--- start Task data ---

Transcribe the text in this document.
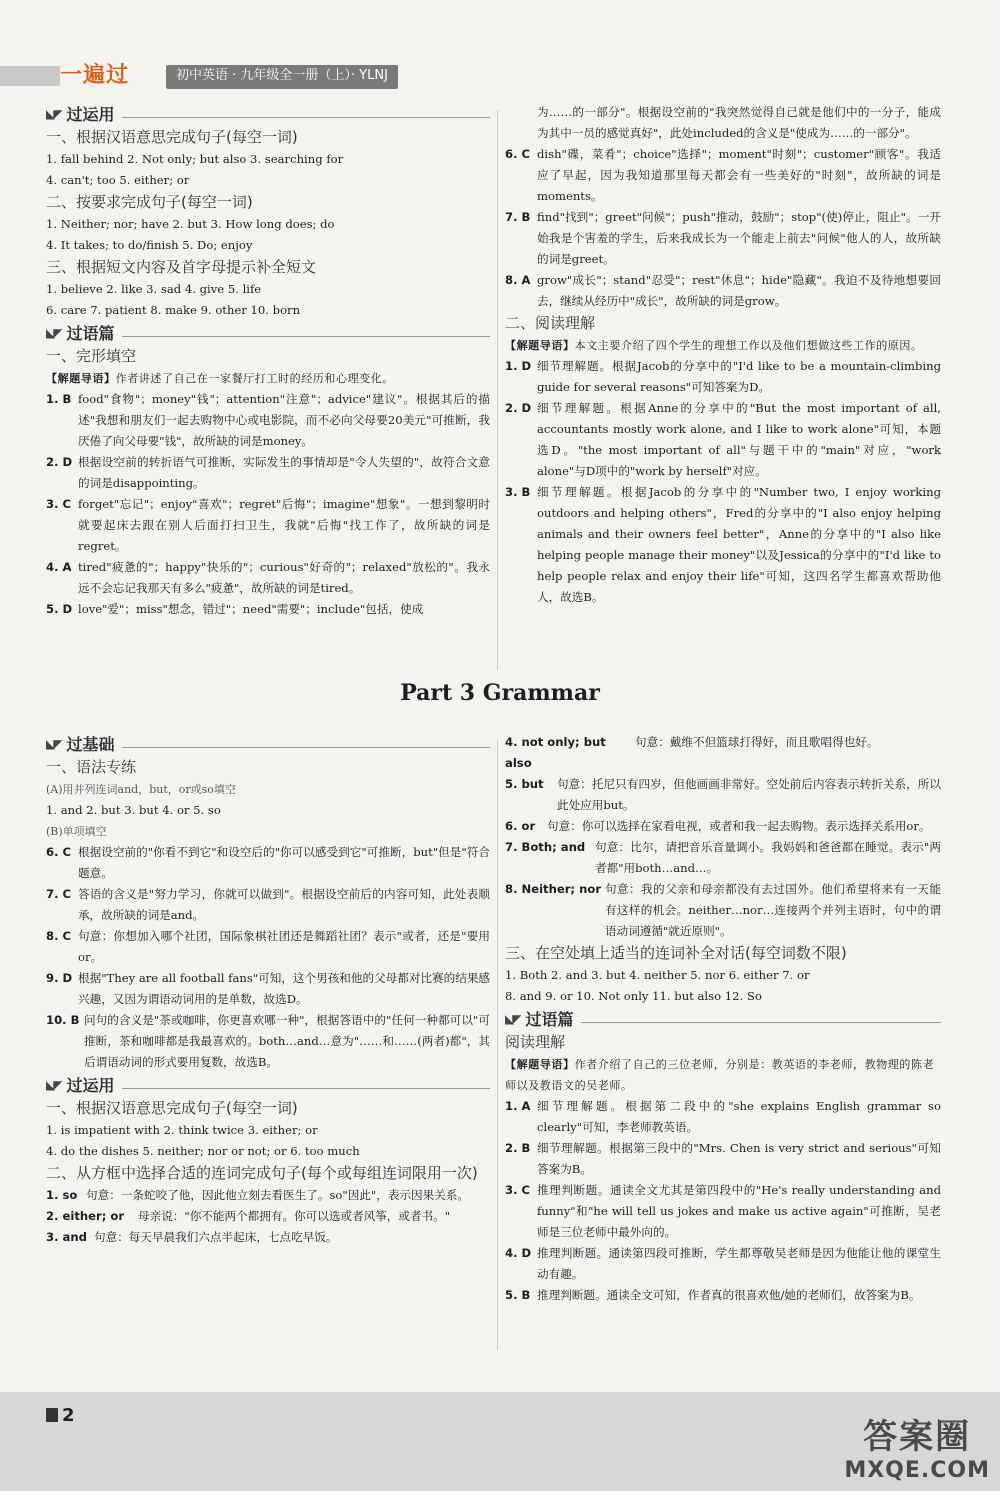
一遍过	初中英语 · 九年级全一册（上）· YLNJ
◣◤ 过运用
一、根据汉语意思完成句子(每空一词)
1. fall behind 2. Not only; but also 3. searching for
4. can't; too 5. either; or
二、按要求完成句子(每空一词)
1. Neither; nor; have 2. but 3. How long does; do
4. It takes; to do/finish 5. Do; enjoy
三、根据短文内容及首字母提示补全短文
1. believe 2. like 3. sad 4. give 5. life
6. care 7. patient 8. make 9. other 10. born
◣◤ 过语篇
一、完形填空
【解题导语】作者讲述了自己在一家餐厅打工时的经历和心理变化。
1. B food"食物"；money"钱"；attention"注意"；advice"建议"。根据其后的描述"我想和朋友们一起去购物中心或电影院，而不必向父母要20美元"可推断，我厌倦了向父母要"钱"，故所缺的词是money。
2. D 根据设空前的转折语气可推断，实际发生的事情却是"令人失望的"，故符合文意的词是disappointing。
3. C forget"忘记"；enjoy"喜欢"；regret"后悔"；imagine"想象"。一想到黎明时就要起床去跟在别人后面打扫卫生，我就"后悔"找工作了，故所缺的词是regret。
4. A tired"疲惫的"；happy"快乐的"；curious"好奇的"；relaxed"放松的"。我永远不会忘记我那天有多么"疲惫"，故所缺的词是tired。
5. D love"爱"；miss"想念，错过"；need"需要"；include"包括，使成
为……的一部分"。根据设空前的"我突然觉得自己就是他们中的一分子，能成为其中一员的感觉真好"，此处included的含义是"使成为……的一部分"。
6. C dish"碟，菜肴"；choice"选择"；moment"时刻"；customer"顾客"。我适应了早起，因为我知道那里每天都会有一些美好的"时刻"，故所缺的词是moments。
7. B find"找到"；greet"问候"；push"推动，鼓励"；stop"(使)停止，阻止"。一开始我是个害羞的学生，后来我成长为一个能走上前去"问候"他人的人，故所缺的词是greet。
8. A grow"成长"；stand"忍受"；rest"休息"；hide"隐藏"。我迫不及待地想要回去，继续从经历中"成长"，故所缺的词是grow。
二、阅读理解
【解题导语】本文主要介绍了四个学生的理想工作以及他们想做这些工作的原因。
1. D 细节理解题。根据Jacob的分享中的"I'd like to be a mountain-climbing guide for several reasons"可知答案为D。
2. D 细节理解题。根据Anne的分享中的"But the most important of all, accountants mostly work alone, and I like to work alone"可知，本题选D。"the most important of all"与题干中的"main"对应，"work alone"与D项中的"work by herself"对应。
3. B 细节理解题。根据Jacob的分享中的"Number two, I enjoy working outdoors and helping others"，Fred的分享中的"I also enjoy helping animals and their owners feel better"，Anne的分享中的"I also like helping people manage their money"以及Jessica的分享中的"I'd like to help people relax and enjoy their life"可知，这四名学生都喜欢帮助他人，故选B。
Part 3 Grammar
◣◤ 过基础
一、语法专练
(A)用并列连词and，but，or或so填空
1. and 2. but 3. but 4. or 5. so
(B)单项填空
6. C 根据设空前的"你看不到它"和设空后的"你可以感受到它"可推断，but"但是"符合题意。
7. C 答语的含义是"努力学习，你就可以做到"。根据设空前后的内容可知，此处表顺承，故所缺的词是and。
8. C 句意：你想加入哪个社团，国际象棋社团还是舞蹈社团？表示"或者，还是"要用or。
9. D 根据"They are all football fans"可知，这个男孩和他的父母都对比赛的结果感兴趣，又因为谓语动词用的是单数，故选D。
10. B 问句的含义是"茶或咖啡，你更喜欢哪一种"，根据答语中的"任何一种都可以"可推断，茶和咖啡都是我最喜欢的。both…and…意为"……和……(两者)都"，其后谓语动词的形式要用复数，故选B。
◣◤ 过运用
一、根据汉语意思完成句子(每空一词)
1. is impatient with 2. think twice 3. either; or
4. do the dishes 5. neither; nor or not; or 6. too much
二、从方框中选择合适的连词完成句子(每个或每组连词限用一次)
1. so 句意：一条蛇咬了他，因此他立刻去看医生了。so"因此"，表示因果关系。
2. either; or	母亲说："你不能两个都拥有。你可以选或者风筝，或者书。"
3. and 句意：每天早晨我们六点半起床，七点吃早饭。
4. not only; but also
句意：戴维不但篮球打得好，而且歌唱得也好。
5. but	句意：托尼只有四岁，但他画画非常好。空处前后内容表示转折关系，所以此处应用but。
6. or	句意：你可以选择在家看电视，或者和我一起去购物。表示选择关系用or。
7. Both; and 句意：比尔，请把音乐音量调小。我妈妈和爸爸都在睡觉。表示"两者都"用both…and…。
8. Neither; nor 句意：我的父亲和母亲都没有去过国外。他们希望将来有一天能有这样的机会。neither…nor…连接两个并列主语时，句中的谓语动词遵循"就近原则"。
三、在空处填上适当的连词补全对话(每空词数不限)
1. Both 2. and 3. but 4. neither 5. nor 6. either 7. or
8. and 9. or 10. Not only 11. but also 12. So
◣◤ 过语篇
阅读理解
【解题导语】作者介绍了自己的三位老师，分别是：教英语的李老师，教物理的陈老师以及教语文的吴老师。
1. A 细节理解题。根据第二段中的"she explains English grammar so clearly"可知，李老师教英语。
2. B 细节理解题。根据第三段中的"Mrs. Chen is very strict and serious"可知答案为B。
3. C 推理判断题。通读全文尤其是第四段中的"He's really understanding and funny"和"he will tell us jokes and make us active again"可推断，吴老师是三位老师中最外向的。
4. D 推理判断题。通读第四段可推断，学生都尊敬吴老师是因为他能让他的课堂生动有趣。
5. B 推理判断题。通读全文可知，作者真的很喜欢他/她的老师们，故答案为B。
2
答案圈
MXQE.COM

--- end Task data ---

[Required work] Copy the material above in full and exactly, skipping pictures.

[Answer to the task]
Transcribe the text in this document.
一遍过	初中英语 · 九年级全一册（上）· YLNJ
◣◤ 过运用
一、根据汉语意思完成句子(每空一词)
1. fall behind 2. Not only; but also 3. searching for
4. can't; too 5. either; or
二、按要求完成句子(每空一词)
1. Neither; nor; have 2. but 3. How long does; do
4. It takes; to do/finish 5. Do; enjoy
三、根据短文内容及首字母提示补全短文
1. believe 2. like 3. sad 4. give 5. life
6. care 7. patient 8. make 9. other 10. born
◣◤ 过语篇
一、完形填空
【解题导语】作者讲述了自己在一家餐厅打工时的经历和心理变化。
1. B food"食物"；money"钱"；attention"注意"；advice"建议"。根据其后的描述"我想和朋友们一起去购物中心或电影院，而不必向父母要20美元"可推断，我厌倦了向父母要"钱"，故所缺的词是money。
2. D 根据设空前的转折语气可推断，实际发生的事情却是"令人失望的"，故符合文意的词是disappointing。
3. C forget"忘记"；enjoy"喜欢"；regret"后悔"；imagine"想象"。一想到黎明时就要起床去跟在别人后面打扫卫生，我就"后悔"找工作了，故所缺的词是regret。
4. A tired"疲惫的"；happy"快乐的"；curious"好奇的"；relaxed"放松的"。我永远不会忘记我那天有多么"疲惫"，故所缺的词是tired。
5. D love"爱"；miss"想念，错过"；need"需要"；include"包括，使成
为……的一部分"。根据设空前的"我突然觉得自己就是他们中的一分子，能成为其中一员的感觉真好"，此处included的含义是"使成为……的一部分"。
6. C dish"碟，菜肴"；choice"选择"；moment"时刻"；customer"顾客"。我适应了早起，因为我知道那里每天都会有一些美好的"时刻"，故所缺的词是moments。
7. B find"找到"；greet"问候"；push"推动，鼓励"；stop"(使)停止，阻止"。一开始我是个害羞的学生，后来我成长为一个能走上前去"问候"他人的人，故所缺的词是greet。
8. A grow"成长"；stand"忍受"；rest"休息"；hide"隐藏"。我迫不及待地想要回去，继续从经历中"成长"，故所缺的词是grow。
二、阅读理解
【解题导语】本文主要介绍了四个学生的理想工作以及他们想做这些工作的原因。
1. D 细节理解题。根据Jacob的分享中的"I'd like to be a mountain-climbing guide for several reasons"可知答案为D。
2. D 细节理解题。根据Anne的分享中的"But the most important of all, accountants mostly work alone, and I like to work alone"可知，本题选D。"the most important of all"与题干中的"main"对应，"work alone"与D项中的"work by herself"对应。
3. B 细节理解题。根据Jacob的分享中的"Number two, I enjoy working outdoors and helping others"，Fred的分享中的"I also enjoy helping animals and their owners feel better"，Anne的分享中的"I also like helping people manage their money"以及Jessica的分享中的"I'd like to help people relax and enjoy their life"可知，这四名学生都喜欢帮助他人，故选B。
Part 3 Grammar
◣◤ 过基础
一、语法专练
(A)用并列连词and，but，or或so填空
1. and 2. but 3. but 4. or 5. so
(B)单项填空
6. C 根据设空前的"你看不到它"和设空后的"你可以感受到它"可推断，but"但是"符合题意。
7. C 答语的含义是"努力学习，你就可以做到"。根据设空前后的内容可知，此处表顺承，故所缺的词是and。
8. C 句意：你想加入哪个社团，国际象棋社团还是舞蹈社团？表示"或者，还是"要用or。
9. D 根据"They are all football fans"可知，这个男孩和他的父母都对比赛的结果感兴趣，又因为谓语动词用的是单数，故选D。
10. B 问句的含义是"茶或咖啡，你更喜欢哪一种"，根据答语中的"任何一种都可以"可推断，茶和咖啡都是我最喜欢的。both…and…意为"……和……(两者)都"，其后谓语动词的形式要用复数，故选B。
◣◤ 过运用
一、根据汉语意思完成句子(每空一词)
1. is impatient with 2. think twice 3. either; or
4. do the dishes 5. neither; nor or not; or 6. too much
二、从方框中选择合适的连词完成句子(每个或每组连词限用一次)
1. so 句意：一条蛇咬了他，因此他立刻去看医生了。so"因此"，表示因果关系。
2. either; or	母亲说："你不能两个都拥有。你可以选或者风筝，或者书。"
3. and 句意：每天早晨我们六点半起床，七点吃早饭。
4. not only; but also
句意：戴维不但篮球打得好，而且歌唱得也好。
5. but	句意：托尼只有四岁，但他画画非常好。空处前后内容表示转折关系，所以此处应用but。
6. or	句意：你可以选择在家看电视，或者和我一起去购物。表示选择关系用or。
7. Both; and 句意：比尔，请把音乐音量调小。我妈妈和爸爸都在睡觉。表示"两者都"用both…and…。
8. Neither; nor 句意：我的父亲和母亲都没有去过国外。他们希望将来有一天能有这样的机会。neither…nor…连接两个并列主语时，句中的谓语动词遵循"就近原则"。
三、在空处填上适当的连词补全对话(每空词数不限)
1. Both 2. and 3. but 4. neither 5. nor 6. either 7. or
8. and 9. or 10. Not only 11. but also 12. So
◣◤ 过语篇
阅读理解
【解题导语】作者介绍了自己的三位老师，分别是：教英语的李老师，教物理的陈老师以及教语文的吴老师。
1. A 细节理解题。根据第二段中的"she explains English grammar so clearly"可知，李老师教英语。
2. B 细节理解题。根据第三段中的"Mrs. Chen is very strict and serious"可知答案为B。
3. C 推理判断题。通读全文尤其是第四段中的"He's really understanding and funny"和"he will tell us jokes and make us active again"可推断，吴老师是三位老师中最外向的。
4. D 推理判断题。通读第四段可推断，学生都尊敬吴老师是因为他能让他的课堂生动有趣。
5. B 推理判断题。通读全文可知，作者真的很喜欢他/她的老师们，故答案为B。
2
答案圈
MXQE.COM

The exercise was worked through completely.